* **Work required**: Your task is to print all of the material verbatim.

* **Entries shown**:

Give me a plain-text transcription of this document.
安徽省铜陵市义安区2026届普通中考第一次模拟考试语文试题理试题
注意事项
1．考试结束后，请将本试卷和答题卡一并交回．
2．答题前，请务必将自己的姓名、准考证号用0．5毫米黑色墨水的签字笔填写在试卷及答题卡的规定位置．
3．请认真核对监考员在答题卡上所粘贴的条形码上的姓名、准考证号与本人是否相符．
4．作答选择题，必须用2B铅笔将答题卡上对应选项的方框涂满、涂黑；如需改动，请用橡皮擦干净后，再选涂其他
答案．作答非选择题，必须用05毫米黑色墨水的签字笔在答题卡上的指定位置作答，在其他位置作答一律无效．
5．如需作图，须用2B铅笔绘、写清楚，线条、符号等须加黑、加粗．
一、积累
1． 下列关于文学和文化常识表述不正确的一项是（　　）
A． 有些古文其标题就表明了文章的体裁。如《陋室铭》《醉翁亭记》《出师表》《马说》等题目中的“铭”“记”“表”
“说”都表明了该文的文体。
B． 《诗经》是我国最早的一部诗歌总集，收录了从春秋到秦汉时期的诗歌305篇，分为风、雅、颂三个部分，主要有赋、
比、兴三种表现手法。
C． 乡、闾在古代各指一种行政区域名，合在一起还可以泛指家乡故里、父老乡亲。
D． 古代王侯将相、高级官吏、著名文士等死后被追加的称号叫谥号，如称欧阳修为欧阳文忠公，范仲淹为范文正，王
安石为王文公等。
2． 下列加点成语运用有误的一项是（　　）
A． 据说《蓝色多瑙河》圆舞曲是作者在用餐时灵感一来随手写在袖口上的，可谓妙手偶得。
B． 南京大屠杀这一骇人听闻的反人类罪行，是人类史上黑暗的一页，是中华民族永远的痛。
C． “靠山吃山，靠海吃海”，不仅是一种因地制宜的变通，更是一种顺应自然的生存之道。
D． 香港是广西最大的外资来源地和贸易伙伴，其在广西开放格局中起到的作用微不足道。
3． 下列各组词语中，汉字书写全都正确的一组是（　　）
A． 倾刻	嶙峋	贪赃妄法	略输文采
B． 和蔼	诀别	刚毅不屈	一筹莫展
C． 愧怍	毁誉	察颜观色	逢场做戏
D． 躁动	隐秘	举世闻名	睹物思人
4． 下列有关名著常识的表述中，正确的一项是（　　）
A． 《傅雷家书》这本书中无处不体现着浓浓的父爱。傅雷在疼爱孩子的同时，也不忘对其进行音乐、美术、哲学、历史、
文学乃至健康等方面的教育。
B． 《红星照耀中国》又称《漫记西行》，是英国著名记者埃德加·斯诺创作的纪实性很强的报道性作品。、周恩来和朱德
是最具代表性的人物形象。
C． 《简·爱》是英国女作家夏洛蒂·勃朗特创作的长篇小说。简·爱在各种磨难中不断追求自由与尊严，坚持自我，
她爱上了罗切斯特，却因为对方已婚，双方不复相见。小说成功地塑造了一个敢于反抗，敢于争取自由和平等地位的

* **In response**:
Give me a plain-text transcription of this document.
安徽省铜陵市义安区2026届普通中考第一次模拟考试语文试题理试题
注意事项
1．考试结束后，请将本试卷和答题卡一并交回．
2．答题前，请务必将自己的姓名、准考证号用0．5毫米黑色墨水的签字笔填写在试卷及答题卡的规定位置．
3．请认真核对监考员在答题卡上所粘贴的条形码上的姓名、准考证号与本人是否相符．
4．作答选择题，必须用2B铅笔将答题卡上对应选项的方框涂满、涂黑；如需改动，请用橡皮擦干净后，再选涂其他
答案．作答非选择题，必须用05毫米黑色墨水的签字笔在答题卡上的指定位置作答，在其他位置作答一律无效．
5．如需作图，须用2B铅笔绘、写清楚，线条、符号等须加黑、加粗．
一、积累
1． 下列关于文学和文化常识表述不正确的一项是（　　）
A． 有些古文其标题就表明了文章的体裁。如《陋室铭》《醉翁亭记》《出师表》《马说》等题目中的“铭”“记”“表”
“说”都表明了该文的文体。
B． 《诗经》是我国最早的一部诗歌总集，收录了从春秋到秦汉时期的诗歌305篇，分为风、雅、颂三个部分，主要有赋、
比、兴三种表现手法。
C． 乡、闾在古代各指一种行政区域名，合在一起还可以泛指家乡故里、父老乡亲。
D． 古代王侯将相、高级官吏、著名文士等死后被追加的称号叫谥号，如称欧阳修为欧阳文忠公，范仲淹为范文正，王
安石为王文公等。
2． 下列加点成语运用有误的一项是（　　）
A． 据说《蓝色多瑙河》圆舞曲是作者在用餐时灵感一来随手写在袖口上的，可谓妙手偶得。
B． 南京大屠杀这一骇人听闻的反人类罪行，是人类史上黑暗的一页，是中华民族永远的痛。
C． “靠山吃山，靠海吃海”，不仅是一种因地制宜的变通，更是一种顺应自然的生存之道。
D． 香港是广西最大的外资来源地和贸易伙伴，其在广西开放格局中起到的作用微不足道。
3． 下列各组词语中，汉字书写全都正确的一组是（　　）
A． 倾刻	嶙峋	贪赃妄法	略输文采
B． 和蔼	诀别	刚毅不屈	一筹莫展
C． 愧怍	毁誉	察颜观色	逢场做戏
D． 躁动	隐秘	举世闻名	睹物思人
4． 下列有关名著常识的表述中，正确的一项是（　　）
A． 《傅雷家书》这本书中无处不体现着浓浓的父爱。傅雷在疼爱孩子的同时，也不忘对其进行音乐、美术、哲学、历史、
文学乃至健康等方面的教育。
B． 《红星照耀中国》又称《漫记西行》，是英国著名记者埃德加·斯诺创作的纪实性很强的报道性作品。、周恩来和朱德
是最具代表性的人物形象。
C． 《简·爱》是英国女作家夏洛蒂·勃朗特创作的长篇小说。简·爱在各种磨难中不断追求自由与尊严，坚持自我，
她爱上了罗切斯特，却因为对方已婚，双方不复相见。小说成功地塑造了一个敢于反抗，敢于争取自由和平等地位的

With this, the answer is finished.